*SUPPLIED INFORMATION*.

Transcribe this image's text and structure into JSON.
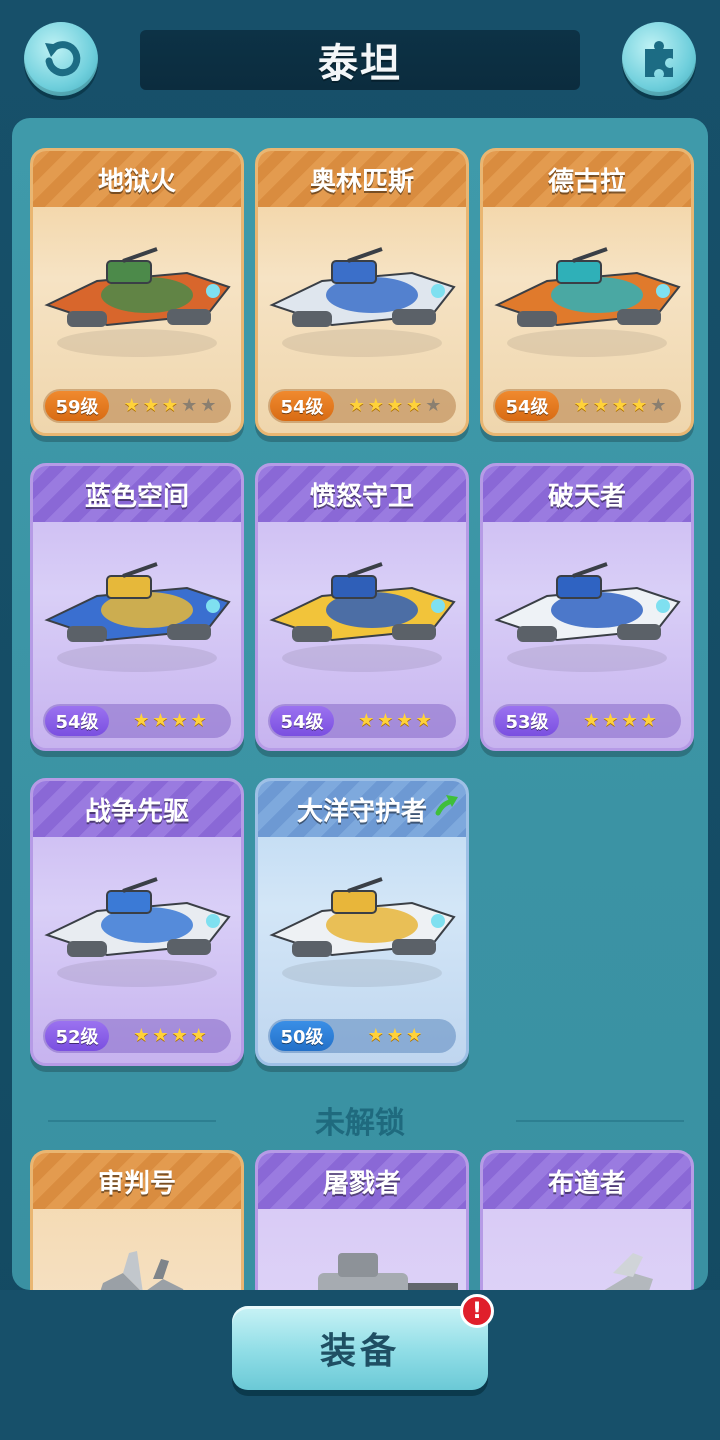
{
  "header": {
    "title": "泰坦",
    "back_icon": "back-arrow-icon",
    "settings_icon": "puzzle-icon"
  },
  "owned_ships": [
    {
      "name": "地狱火",
      "level": "59级",
      "stars": 3,
      "max_stars": 5,
      "rarity": "orange",
      "ship_colors": [
        "#d8662c",
        "#4c8a4a"
      ]
    },
    {
      "name": "奥林匹斯",
      "level": "54级",
      "stars": 4,
      "max_stars": 5,
      "rarity": "orange",
      "ship_colors": [
        "#dfe6ee",
        "#3b6fc9"
      ]
    },
    {
      "name": "德古拉",
      "level": "54级",
      "stars": 4,
      "max_stars": 5,
      "rarity": "orange",
      "ship_colors": [
        "#e07a2c",
        "#2fb0b8"
      ]
    },
    {
      "name": "蓝色空间",
      "level": "54级",
      "stars": 4,
      "max_stars": 4,
      "rarity": "purple",
      "ship_colors": [
        "#3a6fd0",
        "#e6b83a"
      ]
    },
    {
      "name": "愤怒守卫",
      "level": "54级",
      "stars": 4,
      "max_stars": 4,
      "rarity": "purple",
      "ship_colors": [
        "#f2c43a",
        "#2f5fb8"
      ]
    },
    {
      "name": "破天者",
      "level": "53级",
      "stars": 4,
      "max_stars": 4,
      "rarity": "purple",
      "ship_colors": [
        "#eef2f6",
        "#2f63c2"
      ]
    },
    {
      "name": "战争先驱",
      "level": "52级",
      "stars": 4,
      "max_stars": 4,
      "rarity": "purple",
      "ship_colors": [
        "#e8ecf1",
        "#3b7ad6"
      ]
    },
    {
      "name": "大洋守护者",
      "level": "50级",
      "stars": 3,
      "max_stars": 3,
      "rarity": "blue",
      "upgrade_available": true,
      "ship_colors": [
        "#eef1f4",
        "#e8b63a"
      ]
    }
  ],
  "locked_section": {
    "label": "未解锁",
    "ships": [
      {
        "name": "审判号",
        "rarity": "orange"
      },
      {
        "name": "屠戮者",
        "rarity": "purple"
      },
      {
        "name": "布道者",
        "rarity": "purple"
      }
    ]
  },
  "equip_button": {
    "label": "装备",
    "badge": "!"
  },
  "colors": {
    "background": "#17506a",
    "panel": "#3f9aaa",
    "star_on": "#ffd23a",
    "notify": "#e01f2b"
  }
}
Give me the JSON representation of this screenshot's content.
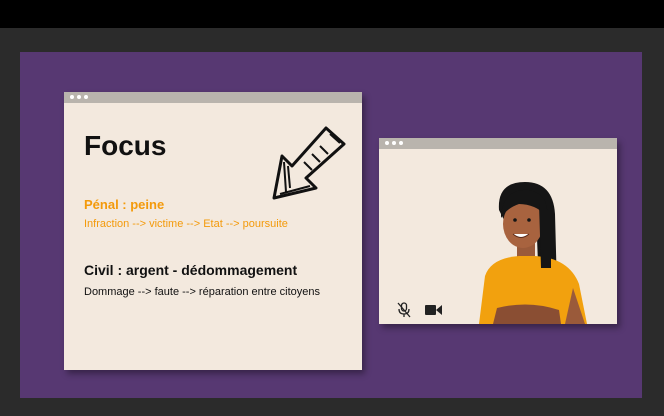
{
  "slide": {
    "focus_window": {
      "title": "Focus",
      "penal_heading": "Pénal : peine",
      "penal_text": "Infraction --> victime --> Etat --> poursuite",
      "civil_heading": "Civil : argent - dédommagement",
      "civil_text": "Dommage --> faute --> réparation entre citoyens",
      "arrow_icon": "hand-drawn-arrow-icon"
    },
    "video_window": {
      "mic_icon": "mic-muted-icon",
      "camera_icon": "video-camera-icon"
    }
  },
  "colors": {
    "slide_background": "#573872",
    "window_background": "#f3e9de",
    "window_bar": "#b9b4ad",
    "accent_orange": "#f39a0b",
    "text_dark": "#111111"
  }
}
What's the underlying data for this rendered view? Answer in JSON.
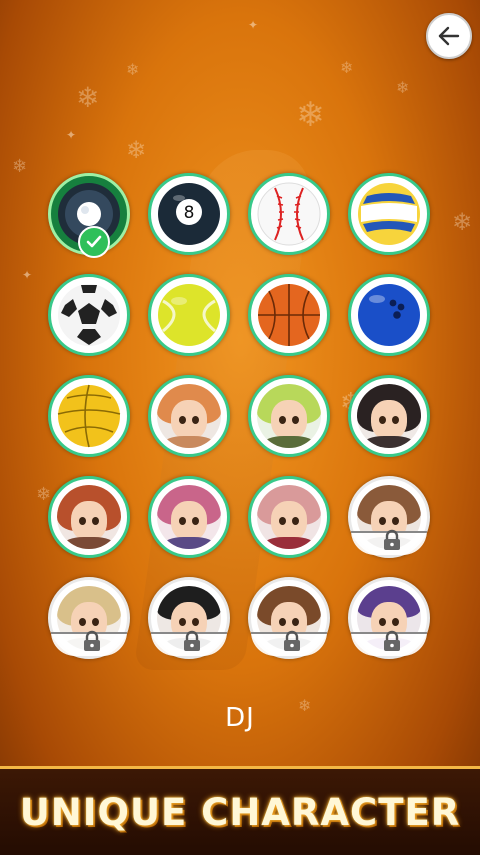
{
  "screen": {
    "back_icon": "arrow-left-icon",
    "selected_name": "DJ",
    "banner_text": "UNIQUE CHARACTER"
  },
  "characters": [
    {
      "kind": "ball",
      "icon": "dj-disc-icon",
      "state": "selected"
    },
    {
      "kind": "ball",
      "icon": "billiard-8-ball-icon",
      "state": "unlocked"
    },
    {
      "kind": "ball",
      "icon": "baseball-icon",
      "state": "unlocked"
    },
    {
      "kind": "ball",
      "icon": "volleyball-icon",
      "state": "unlocked"
    },
    {
      "kind": "ball",
      "icon": "soccer-ball-icon",
      "state": "unlocked"
    },
    {
      "kind": "ball",
      "icon": "tennis-ball-icon",
      "state": "unlocked"
    },
    {
      "kind": "ball",
      "icon": "basketball-icon",
      "state": "unlocked"
    },
    {
      "kind": "ball",
      "icon": "bowling-ball-icon",
      "state": "unlocked"
    },
    {
      "kind": "ball",
      "icon": "yellow-volleyball-icon",
      "state": "unlocked"
    },
    {
      "kind": "avatar",
      "icon": "avatar-orange-hair-icon",
      "state": "unlocked"
    },
    {
      "kind": "avatar",
      "icon": "avatar-green-hair-icon",
      "state": "unlocked"
    },
    {
      "kind": "avatar",
      "icon": "avatar-black-hair-icon",
      "state": "unlocked"
    },
    {
      "kind": "avatar",
      "icon": "avatar-red-hair-icon",
      "state": "unlocked"
    },
    {
      "kind": "avatar",
      "icon": "avatar-pink-hair-icon",
      "state": "unlocked"
    },
    {
      "kind": "avatar",
      "icon": "avatar-pink-spiky-hair-icon",
      "state": "unlocked"
    },
    {
      "kind": "avatar",
      "icon": "avatar-brown-hair-icon",
      "state": "locked"
    },
    {
      "kind": "avatar",
      "icon": "avatar-blonde-hair-icon",
      "state": "locked"
    },
    {
      "kind": "avatar",
      "icon": "avatar-black-cap-icon",
      "state": "locked"
    },
    {
      "kind": "avatar",
      "icon": "avatar-brown-bangs-icon",
      "state": "locked"
    },
    {
      "kind": "avatar",
      "icon": "avatar-purple-beanie-icon",
      "state": "locked"
    }
  ],
  "colors": {
    "background_accent": "#d9740c",
    "unlocked_ring": "#38c98a",
    "selected_bg": "#16803e",
    "banner_glow": "#f0a020"
  }
}
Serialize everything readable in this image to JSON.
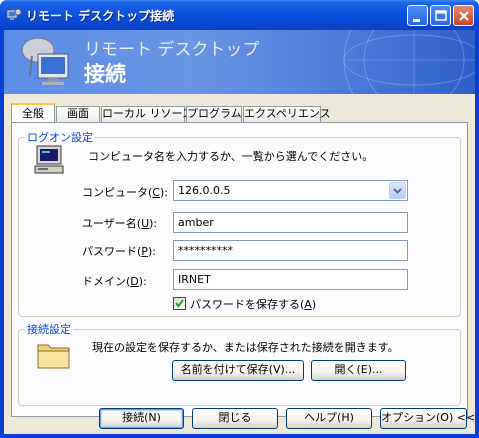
{
  "window": {
    "title": "リモート デスクトップ接続"
  },
  "banner": {
    "line1": "リモート デスクトップ",
    "line2": "接続"
  },
  "tabs": [
    {
      "label": "全般"
    },
    {
      "label": "画面"
    },
    {
      "label": "ローカル リソース"
    },
    {
      "label": "プログラム"
    },
    {
      "label": "エクスペリエンス"
    }
  ],
  "logon": {
    "title": "ログオン設定",
    "instruction": "コンピュータ名を入力するか、一覧から選んでください。",
    "computer": {
      "label": "コンピュータ",
      "accel": "C",
      "value": "126.0.0.5"
    },
    "username": {
      "label": "ユーザー名",
      "accel": "U",
      "value": "amber"
    },
    "password": {
      "label": "パスワード",
      "accel": "P",
      "value": "**********"
    },
    "domain": {
      "label": "ドメイン",
      "accel": "D",
      "value": "IRNET"
    },
    "save_password": {
      "label": "パスワードを保存する",
      "accel": "A",
      "checked": true
    }
  },
  "connection": {
    "title": "接続設定",
    "instruction": "現在の設定を保存するか、または保存された接続を開きます。",
    "save_as_button": "名前を付けて保存(V)...",
    "open_button": "開く(E)..."
  },
  "buttons": {
    "connect": "接続(N)",
    "close": "閉じる",
    "help": "ヘルプ(H)",
    "options": "オプション(O) <<"
  }
}
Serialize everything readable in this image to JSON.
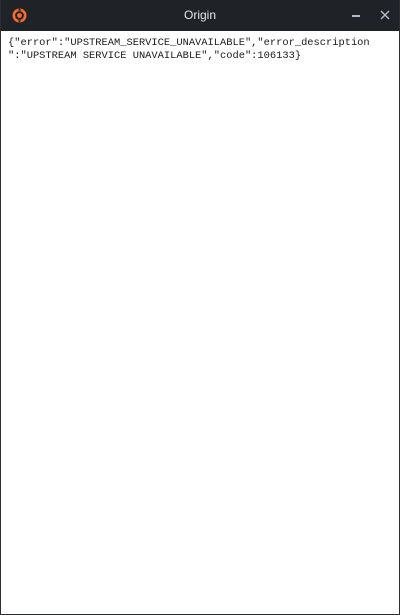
{
  "window": {
    "title": "Origin",
    "icon": "origin-logo-icon",
    "controls": {
      "minimize_icon": "minimize-icon",
      "close_icon": "close-icon"
    }
  },
  "content": {
    "response_line_1": "{\"error\":\"UPSTREAM_SERVICE_UNAVAILABLE\",\"error_description",
    "response_line_2": "\":\"UPSTREAM SERVICE UNAVAILABLE\",\"code\":106133}"
  },
  "colors": {
    "titlebar_bg": "#1f2328",
    "title_text": "#e6e6e6",
    "brand_orange": "#f56c2d",
    "content_bg": "#ffffff",
    "content_text": "#1a1a1a"
  }
}
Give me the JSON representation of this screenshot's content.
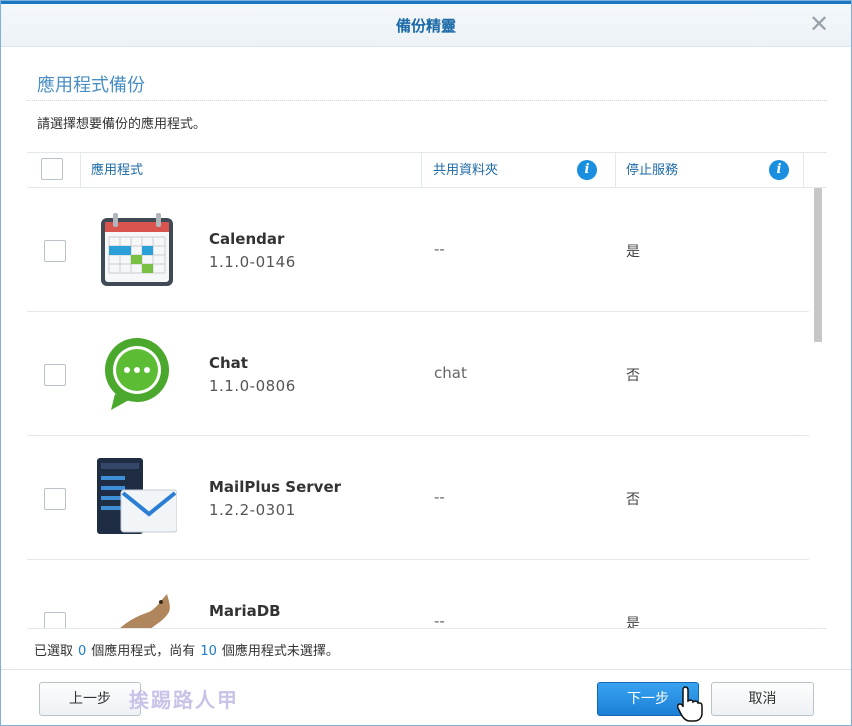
{
  "window": {
    "title": "備份精靈",
    "close_glyph": "✕"
  },
  "section": {
    "title": "應用程式備份",
    "instruction": "請選擇想要備份的應用程式。"
  },
  "table": {
    "headers": {
      "app": "應用程式",
      "shared_folder": "共用資料夾",
      "stop_service": "停止服務",
      "info_glyph": "i"
    },
    "rows": [
      {
        "name": "Calendar",
        "version": "1.1.0-0146",
        "shared_folder": "--",
        "stop_service": "是",
        "icon": "calendar-icon"
      },
      {
        "name": "Chat",
        "version": "1.1.0-0806",
        "shared_folder": "chat",
        "stop_service": "否",
        "icon": "chat-icon"
      },
      {
        "name": "MailPlus Server",
        "version": "1.2.2-0301",
        "shared_folder": "--",
        "stop_service": "否",
        "icon": "mailplus-server-icon"
      },
      {
        "name": "MariaDB",
        "version": "",
        "shared_folder": "--",
        "stop_service": "是",
        "icon": "mariadb-icon"
      }
    ]
  },
  "summary": {
    "prefix": "已選取",
    "selected_count": "0",
    "middle": "個應用程式，尚有",
    "unselected_count": "10",
    "suffix": "個應用程式未選擇。"
  },
  "buttons": {
    "back": "上一步",
    "next": "下一步",
    "cancel": "取消"
  },
  "watermark": "挨踢路人甲",
  "colors": {
    "accent": "#1c6aa8",
    "primary_button": "#1a7fd6",
    "info_icon": "#1a8fe0"
  }
}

*GOAL OF THE EXERCISE*. Filter for "true". Return all lines that hold it.

*RESPONSE FOR THIS EXERCISE*.
      "upgrade_available": true,
      "checked": true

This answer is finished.